■ What needs to be done ■
Print all the entries verbatim.

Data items
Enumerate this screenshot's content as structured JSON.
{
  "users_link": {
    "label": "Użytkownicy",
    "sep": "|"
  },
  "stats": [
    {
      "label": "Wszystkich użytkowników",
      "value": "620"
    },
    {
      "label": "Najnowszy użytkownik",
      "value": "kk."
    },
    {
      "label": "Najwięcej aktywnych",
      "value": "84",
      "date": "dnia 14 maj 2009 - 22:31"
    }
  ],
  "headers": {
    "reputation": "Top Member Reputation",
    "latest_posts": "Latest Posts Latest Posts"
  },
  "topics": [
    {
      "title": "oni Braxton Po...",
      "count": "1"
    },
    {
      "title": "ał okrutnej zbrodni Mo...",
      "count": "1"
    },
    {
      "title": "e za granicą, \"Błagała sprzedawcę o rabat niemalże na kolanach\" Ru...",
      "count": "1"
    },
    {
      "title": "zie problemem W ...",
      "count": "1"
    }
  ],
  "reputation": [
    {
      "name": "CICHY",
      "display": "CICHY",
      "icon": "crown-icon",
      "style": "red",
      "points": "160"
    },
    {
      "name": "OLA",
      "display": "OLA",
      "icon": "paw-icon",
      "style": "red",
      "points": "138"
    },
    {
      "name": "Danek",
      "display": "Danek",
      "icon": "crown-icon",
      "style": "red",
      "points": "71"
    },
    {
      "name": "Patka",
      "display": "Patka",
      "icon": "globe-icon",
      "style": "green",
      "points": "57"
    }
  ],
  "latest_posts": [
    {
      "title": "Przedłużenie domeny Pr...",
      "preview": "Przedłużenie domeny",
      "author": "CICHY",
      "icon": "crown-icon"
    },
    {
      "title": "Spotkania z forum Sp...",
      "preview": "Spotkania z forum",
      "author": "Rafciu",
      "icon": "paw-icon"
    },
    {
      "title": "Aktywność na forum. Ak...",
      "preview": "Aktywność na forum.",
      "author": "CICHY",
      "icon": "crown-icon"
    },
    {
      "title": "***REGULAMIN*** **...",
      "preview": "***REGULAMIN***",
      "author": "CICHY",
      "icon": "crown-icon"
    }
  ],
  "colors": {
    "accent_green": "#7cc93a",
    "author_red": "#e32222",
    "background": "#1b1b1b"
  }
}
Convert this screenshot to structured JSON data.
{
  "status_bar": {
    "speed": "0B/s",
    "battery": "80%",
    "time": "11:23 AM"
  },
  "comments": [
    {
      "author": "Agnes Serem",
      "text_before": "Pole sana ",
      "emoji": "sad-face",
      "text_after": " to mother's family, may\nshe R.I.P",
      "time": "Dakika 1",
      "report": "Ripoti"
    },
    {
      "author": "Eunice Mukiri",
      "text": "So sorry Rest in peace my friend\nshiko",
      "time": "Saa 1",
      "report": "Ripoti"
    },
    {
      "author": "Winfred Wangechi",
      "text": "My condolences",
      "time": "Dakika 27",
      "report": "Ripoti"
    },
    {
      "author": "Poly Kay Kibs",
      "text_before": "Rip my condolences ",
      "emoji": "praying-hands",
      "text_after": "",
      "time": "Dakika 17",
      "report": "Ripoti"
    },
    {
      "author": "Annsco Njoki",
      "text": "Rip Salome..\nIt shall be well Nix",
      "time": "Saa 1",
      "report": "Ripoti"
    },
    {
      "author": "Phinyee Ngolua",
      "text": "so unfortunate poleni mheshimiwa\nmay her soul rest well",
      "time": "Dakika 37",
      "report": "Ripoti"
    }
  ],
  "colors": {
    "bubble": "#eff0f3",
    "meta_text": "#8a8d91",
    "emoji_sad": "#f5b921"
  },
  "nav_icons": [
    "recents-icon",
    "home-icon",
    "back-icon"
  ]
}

■ Task response ■
Enumerate this screenshot's content as structured JSON.
{
  "users_link": {
    "label": "Użytkownicy",
    "sep": "|"
  },
  "stats": [
    {
      "label": "Wszystkich użytkowników",
      "value": "620"
    },
    {
      "label": "Najnowszy użytkownik",
      "value": "kk."
    },
    {
      "label": "Najwięcej aktywnych",
      "value": "84",
      "date": "dnia 14 maj 2009 - 22:31"
    }
  ],
  "headers": {
    "reputation": "Top Member Reputation",
    "latest_posts": "Latest Posts Latest Posts"
  },
  "topics": [
    {
      "title": "oni Braxton Po...",
      "count": "1"
    },
    {
      "title": "ał okrutnej zbrodni Mo...",
      "count": "1"
    },
    {
      "title": "e za granicą, \"Błagała sprzedawcę o rabat niemalże na kolanach\" Ru...",
      "count": "1"
    },
    {
      "title": "zie problemem W ...",
      "count": "1"
    }
  ],
  "reputation": [
    {
      "name": "CICHY",
      "display": "CICHY",
      "icon": "crown-icon",
      "style": "red",
      "points": "160"
    },
    {
      "name": "OLA",
      "display": "OLA",
      "icon": "paw-icon",
      "style": "red",
      "points": "138"
    },
    {
      "name": "Danek",
      "display": "Danek",
      "icon": "crown-icon",
      "style": "red",
      "points": "71"
    },
    {
      "name": "Patka",
      "display": "Patka",
      "icon": "globe-icon",
      "style": "green",
      "points": "57"
    }
  ],
  "latest_posts": [
    {
      "title": "Przedłużenie domeny Pr...",
      "preview": "Przedłużenie domeny",
      "author": "CICHY",
      "icon": "crown-icon"
    },
    {
      "title": "Spotkania z forum Sp...",
      "preview": "Spotkania z forum",
      "author": "Rafciu",
      "icon": "paw-icon"
    },
    {
      "title": "Aktywność na forum. Ak...",
      "preview": "Aktywność na forum.",
      "author": "CICHY",
      "icon": "crown-icon"
    },
    {
      "title": "***REGULAMIN*** **...",
      "preview": "***REGULAMIN***",
      "author": "CICHY",
      "icon": "crown-icon"
    }
  ],
  "colors": {
    "accent_green": "#7cc93a",
    "author_red": "#e32222",
    "background": "#1b1b1b"
  }
}
Convert this screenshot to structured JSON data.
{
  "status_bar": {
    "speed": "0B/s",
    "battery": "80%",
    "time": "11:23 AM"
  },
  "comments": [
    {
      "author": "Agnes Serem",
      "text_before": "Pole sana ",
      "emoji": "sad-face",
      "text_after": " to mother's family, may\nshe R.I.P",
      "time": "Dakika 1",
      "report": "Ripoti"
    },
    {
      "author": "Eunice Mukiri",
      "text": "So sorry Rest in peace my friend\nshiko",
      "time": "Saa 1",
      "report": "Ripoti"
    },
    {
      "author": "Winfred Wangechi",
      "text": "My condolences",
      "time": "Dakika 27",
      "report": "Ripoti"
    },
    {
      "author": "Poly Kay Kibs",
      "text_before": "Rip my condolences ",
      "emoji": "praying-hands",
      "text_after": "",
      "time": "Dakika 17",
      "report": "Ripoti"
    },
    {
      "author": "Annsco Njoki",
      "text": "Rip Salome..\nIt shall be well Nix",
      "time": "Saa 1",
      "report": "Ripoti"
    },
    {
      "author": "Phinyee Ngolua",
      "text": "so unfortunate poleni mheshimiwa\nmay her soul rest well",
      "time": "Dakika 37",
      "report": "Ripoti"
    }
  ],
  "colors": {
    "bubble": "#eff0f3",
    "meta_text": "#8a8d91",
    "emoji_sad": "#f5b921"
  },
  "nav_icons": [
    "recents-icon",
    "home-icon",
    "back-icon"
  ]
}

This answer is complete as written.